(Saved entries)
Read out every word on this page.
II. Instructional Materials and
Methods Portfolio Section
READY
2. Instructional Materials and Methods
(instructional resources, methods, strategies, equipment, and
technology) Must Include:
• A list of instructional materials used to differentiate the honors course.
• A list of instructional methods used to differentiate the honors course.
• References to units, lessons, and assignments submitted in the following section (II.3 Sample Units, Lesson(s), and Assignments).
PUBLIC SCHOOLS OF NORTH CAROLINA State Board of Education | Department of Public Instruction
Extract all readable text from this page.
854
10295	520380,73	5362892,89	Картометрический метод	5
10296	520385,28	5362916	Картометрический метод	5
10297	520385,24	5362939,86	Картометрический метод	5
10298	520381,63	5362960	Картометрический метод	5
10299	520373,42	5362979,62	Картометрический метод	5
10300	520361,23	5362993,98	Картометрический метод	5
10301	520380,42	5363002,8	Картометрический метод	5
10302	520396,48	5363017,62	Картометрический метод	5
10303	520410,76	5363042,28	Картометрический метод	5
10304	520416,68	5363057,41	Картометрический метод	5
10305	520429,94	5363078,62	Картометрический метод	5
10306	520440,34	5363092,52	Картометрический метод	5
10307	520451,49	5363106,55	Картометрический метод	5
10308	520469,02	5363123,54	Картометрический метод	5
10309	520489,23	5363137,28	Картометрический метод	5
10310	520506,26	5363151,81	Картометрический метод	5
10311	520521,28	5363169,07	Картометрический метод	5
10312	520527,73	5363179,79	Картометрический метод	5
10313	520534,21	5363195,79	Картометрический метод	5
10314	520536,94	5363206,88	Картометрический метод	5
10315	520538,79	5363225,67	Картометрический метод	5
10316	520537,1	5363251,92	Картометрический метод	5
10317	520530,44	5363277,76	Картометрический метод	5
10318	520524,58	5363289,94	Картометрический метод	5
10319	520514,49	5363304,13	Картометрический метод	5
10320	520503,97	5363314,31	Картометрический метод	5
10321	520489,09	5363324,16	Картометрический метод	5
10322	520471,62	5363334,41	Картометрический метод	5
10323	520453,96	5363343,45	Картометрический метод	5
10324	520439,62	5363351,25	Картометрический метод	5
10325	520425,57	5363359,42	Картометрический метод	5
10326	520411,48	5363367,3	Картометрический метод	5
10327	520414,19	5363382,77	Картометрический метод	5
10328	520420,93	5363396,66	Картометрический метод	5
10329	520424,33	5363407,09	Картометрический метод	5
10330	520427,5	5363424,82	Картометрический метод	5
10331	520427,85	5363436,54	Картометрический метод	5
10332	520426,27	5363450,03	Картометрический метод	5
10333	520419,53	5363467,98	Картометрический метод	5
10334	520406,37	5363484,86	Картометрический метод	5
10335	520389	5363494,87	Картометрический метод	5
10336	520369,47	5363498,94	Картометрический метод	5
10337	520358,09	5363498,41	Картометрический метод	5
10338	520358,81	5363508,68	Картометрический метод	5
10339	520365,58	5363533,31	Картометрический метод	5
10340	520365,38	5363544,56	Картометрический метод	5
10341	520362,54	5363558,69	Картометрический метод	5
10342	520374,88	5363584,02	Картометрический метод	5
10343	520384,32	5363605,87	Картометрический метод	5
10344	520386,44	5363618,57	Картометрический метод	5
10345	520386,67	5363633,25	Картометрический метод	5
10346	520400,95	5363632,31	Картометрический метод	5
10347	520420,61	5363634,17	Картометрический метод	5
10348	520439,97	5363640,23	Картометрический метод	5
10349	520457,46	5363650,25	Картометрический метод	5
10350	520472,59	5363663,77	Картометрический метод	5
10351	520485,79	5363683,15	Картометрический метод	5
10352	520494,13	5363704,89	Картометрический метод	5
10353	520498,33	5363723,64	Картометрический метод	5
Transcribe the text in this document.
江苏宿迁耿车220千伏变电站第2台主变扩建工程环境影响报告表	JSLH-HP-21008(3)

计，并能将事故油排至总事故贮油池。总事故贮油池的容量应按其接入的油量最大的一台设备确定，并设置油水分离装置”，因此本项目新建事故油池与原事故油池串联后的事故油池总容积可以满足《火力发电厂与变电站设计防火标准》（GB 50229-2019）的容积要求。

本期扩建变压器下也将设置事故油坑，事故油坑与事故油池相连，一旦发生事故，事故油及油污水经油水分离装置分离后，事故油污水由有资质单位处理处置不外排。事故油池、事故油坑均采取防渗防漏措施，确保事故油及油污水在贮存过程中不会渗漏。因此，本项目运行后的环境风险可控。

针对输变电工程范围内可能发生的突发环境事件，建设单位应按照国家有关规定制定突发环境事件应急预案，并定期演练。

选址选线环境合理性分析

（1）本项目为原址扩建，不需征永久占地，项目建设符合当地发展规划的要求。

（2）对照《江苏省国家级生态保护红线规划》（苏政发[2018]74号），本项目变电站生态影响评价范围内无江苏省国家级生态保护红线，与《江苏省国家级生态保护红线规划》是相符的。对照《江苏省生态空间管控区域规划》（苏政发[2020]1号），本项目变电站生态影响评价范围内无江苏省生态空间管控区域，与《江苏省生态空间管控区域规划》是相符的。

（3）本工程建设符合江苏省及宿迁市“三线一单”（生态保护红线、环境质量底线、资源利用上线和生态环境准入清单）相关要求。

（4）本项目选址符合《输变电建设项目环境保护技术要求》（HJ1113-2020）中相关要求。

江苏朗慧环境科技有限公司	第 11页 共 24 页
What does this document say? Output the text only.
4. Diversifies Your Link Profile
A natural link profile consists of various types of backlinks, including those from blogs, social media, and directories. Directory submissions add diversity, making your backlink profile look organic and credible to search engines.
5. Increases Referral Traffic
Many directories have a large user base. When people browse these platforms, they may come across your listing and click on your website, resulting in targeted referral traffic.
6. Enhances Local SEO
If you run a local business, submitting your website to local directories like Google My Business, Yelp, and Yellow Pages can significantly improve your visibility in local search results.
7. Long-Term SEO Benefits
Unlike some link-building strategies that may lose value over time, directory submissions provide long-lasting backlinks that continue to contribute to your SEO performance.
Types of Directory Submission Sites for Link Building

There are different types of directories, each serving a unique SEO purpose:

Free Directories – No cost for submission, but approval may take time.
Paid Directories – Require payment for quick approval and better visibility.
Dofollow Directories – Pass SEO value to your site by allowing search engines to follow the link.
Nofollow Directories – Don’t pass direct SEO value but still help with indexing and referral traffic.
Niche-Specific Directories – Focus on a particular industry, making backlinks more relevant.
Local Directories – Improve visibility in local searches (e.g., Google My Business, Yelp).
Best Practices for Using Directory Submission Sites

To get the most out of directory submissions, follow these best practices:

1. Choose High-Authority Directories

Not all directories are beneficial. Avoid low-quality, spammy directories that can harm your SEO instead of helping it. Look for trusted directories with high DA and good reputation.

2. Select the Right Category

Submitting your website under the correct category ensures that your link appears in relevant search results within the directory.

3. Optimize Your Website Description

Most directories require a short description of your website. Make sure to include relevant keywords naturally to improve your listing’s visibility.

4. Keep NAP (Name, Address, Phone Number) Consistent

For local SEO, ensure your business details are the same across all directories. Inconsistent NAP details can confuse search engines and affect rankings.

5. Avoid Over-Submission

→ **OBJECTIVE**
Each line of the material should be duplicated exactly, please.

→ **RESULT OF THIS TASK**
Read out every word on this page.
II. Instructional Materials and
Methods Portfolio Section
READY
2. Instructional Materials and Methods
(instructional resources, methods, strategies, equipment, and
technology) Must Include:
• A list of instructional materials used to differentiate the honors course.
• A list of instructional methods used to differentiate the honors course.
• References to units, lessons, and assignments submitted in the following section (II.3 Sample Units, Lesson(s), and Assignments).
PUBLIC SCHOOLS OF NORTH CAROLINA State Board of Education | Department of Public Instruction
Extract all readable text from this page.
854
10295	520380,73	5362892,89	Картометрический метод	5
10296	520385,28	5362916	Картометрический метод	5
10297	520385,24	5362939,86	Картометрический метод	5
10298	520381,63	5362960	Картометрический метод	5
10299	520373,42	5362979,62	Картометрический метод	5
10300	520361,23	5362993,98	Картометрический метод	5
10301	520380,42	5363002,8	Картометрический метод	5
10302	520396,48	5363017,62	Картометрический метод	5
10303	520410,76	5363042,28	Картометрический метод	5
10304	520416,68	5363057,41	Картометрический метод	5
10305	520429,94	5363078,62	Картометрический метод	5
10306	520440,34	5363092,52	Картометрический метод	5
10307	520451,49	5363106,55	Картометрический метод	5
10308	520469,02	5363123,54	Картометрический метод	5
10309	520489,23	5363137,28	Картометрический метод	5
10310	520506,26	5363151,81	Картометрический метод	5
10311	520521,28	5363169,07	Картометрический метод	5
10312	520527,73	5363179,79	Картометрический метод	5
10313	520534,21	5363195,79	Картометрический метод	5
10314	520536,94	5363206,88	Картометрический метод	5
10315	520538,79	5363225,67	Картометрический метод	5
10316	520537,1	5363251,92	Картометрический метод	5
10317	520530,44	5363277,76	Картометрический метод	5
10318	520524,58	5363289,94	Картометрический метод	5
10319	520514,49	5363304,13	Картометрический метод	5
10320	520503,97	5363314,31	Картометрический метод	5
10321	520489,09	5363324,16	Картометрический метод	5
10322	520471,62	5363334,41	Картометрический метод	5
10323	520453,96	5363343,45	Картометрический метод	5
10324	520439,62	5363351,25	Картометрический метод	5
10325	520425,57	5363359,42	Картометрический метод	5
10326	520411,48	5363367,3	Картометрический метод	5
10327	520414,19	5363382,77	Картометрический метод	5
10328	520420,93	5363396,66	Картометрический метод	5
10329	520424,33	5363407,09	Картометрический метод	5
10330	520427,5	5363424,82	Картометрический метод	5
10331	520427,85	5363436,54	Картометрический метод	5
10332	520426,27	5363450,03	Картометрический метод	5
10333	520419,53	5363467,98	Картометрический метод	5
10334	520406,37	5363484,86	Картометрический метод	5
10335	520389	5363494,87	Картометрический метод	5
10336	520369,47	5363498,94	Картометрический метод	5
10337	520358,09	5363498,41	Картометрический метод	5
10338	520358,81	5363508,68	Картометрический метод	5
10339	520365,58	5363533,31	Картометрический метод	5
10340	520365,38	5363544,56	Картометрический метод	5
10341	520362,54	5363558,69	Картометрический метод	5
10342	520374,88	5363584,02	Картометрический метод	5
10343	520384,32	5363605,87	Картометрический метод	5
10344	520386,44	5363618,57	Картометрический метод	5
10345	520386,67	5363633,25	Картометрический метод	5
10346	520400,95	5363632,31	Картометрический метод	5
10347	520420,61	5363634,17	Картометрический метод	5
10348	520439,97	5363640,23	Картометрический метод	5
10349	520457,46	5363650,25	Картометрический метод	5
10350	520472,59	5363663,77	Картометрический метод	5
10351	520485,79	5363683,15	Картометрический метод	5
10352	520494,13	5363704,89	Картометрический метод	5
10353	520498,33	5363723,64	Картометрический метод	5
Transcribe the text in this document.
江苏宿迁耿车220千伏变电站第2台主变扩建工程环境影响报告表	JSLH-HP-21008(3)

计，并能将事故油排至总事故贮油池。总事故贮油池的容量应按其接入的油量最大的一台设备确定，并设置油水分离装置”，因此本项目新建事故油池与原事故油池串联后的事故油池总容积可以满足《火力发电厂与变电站设计防火标准》（GB 50229-2019）的容积要求。

本期扩建变压器下也将设置事故油坑，事故油坑与事故油池相连，一旦发生事故，事故油及油污水经油水分离装置分离后，事故油污水由有资质单位处理处置不外排。事故油池、事故油坑均采取防渗防漏措施，确保事故油及油污水在贮存过程中不会渗漏。因此，本项目运行后的环境风险可控。

针对输变电工程范围内可能发生的突发环境事件，建设单位应按照国家有关规定制定突发环境事件应急预案，并定期演练。

选址选线环境合理性分析

（1）本项目为原址扩建，不需征永久占地，项目建设符合当地发展规划的要求。

（2）对照《江苏省国家级生态保护红线规划》（苏政发[2018]74号），本项目变电站生态影响评价范围内无江苏省国家级生态保护红线，与《江苏省国家级生态保护红线规划》是相符的。对照《江苏省生态空间管控区域规划》（苏政发[2020]1号），本项目变电站生态影响评价范围内无江苏省生态空间管控区域，与《江苏省生态空间管控区域规划》是相符的。

（3）本工程建设符合江苏省及宿迁市“三线一单”（生态保护红线、环境质量底线、资源利用上线和生态环境准入清单）相关要求。

（4）本项目选址符合《输变电建设项目环境保护技术要求》（HJ1113-2020）中相关要求。

江苏朗慧环境科技有限公司	第 11页 共 24 页
What does this document say? Output the text only.
4. Diversifies Your Link Profile
A natural link profile consists of various types of backlinks, including those from blogs, social media, and directories. Directory submissions add diversity, making your backlink profile look organic and credible to search engines.
5. Increases Referral Traffic
Many directories have a large user base. When people browse these platforms, they may come across your listing and click on your website, resulting in targeted referral traffic.
6. Enhances Local SEO
If you run a local business, submitting your website to local directories like Google My Business, Yelp, and Yellow Pages can significantly improve your visibility in local search results.
7. Long-Term SEO Benefits
Unlike some link-building strategies that may lose value over time, directory submissions provide long-lasting backlinks that continue to contribute to your SEO performance.
Types of Directory Submission Sites for Link Building

There are different types of directories, each serving a unique SEO purpose:

Free Directories – No cost for submission, but approval may take time.
Paid Directories – Require payment for quick approval and better visibility.
Dofollow Directories – Pass SEO value to your site by allowing search engines to follow the link.
Nofollow Directories – Don’t pass direct SEO value but still help with indexing and referral traffic.
Niche-Specific Directories – Focus on a particular industry, making backlinks more relevant.
Local Directories – Improve visibility in local searches (e.g., Google My Business, Yelp).
Best Practices for Using Directory Submission Sites

To get the most out of directory submissions, follow these best practices:

1. Choose High-Authority Directories

Not all directories are beneficial. Avoid low-quality, spammy directories that can harm your SEO instead of helping it. Look for trusted directories with high DA and good reputation.

2. Select the Right Category

Submitting your website under the correct category ensures that your link appears in relevant search results within the directory.

3. Optimize Your Website Description

Most directories require a short description of your website. Make sure to include relevant keywords naturally to improve your listing’s visibility.

4. Keep NAP (Name, Address, Phone Number) Consistent

For local SEO, ensure your business details are the same across all directories. Inconsistent NAP details can confuse search engines and affect rankings.

5. Avoid Over-Submission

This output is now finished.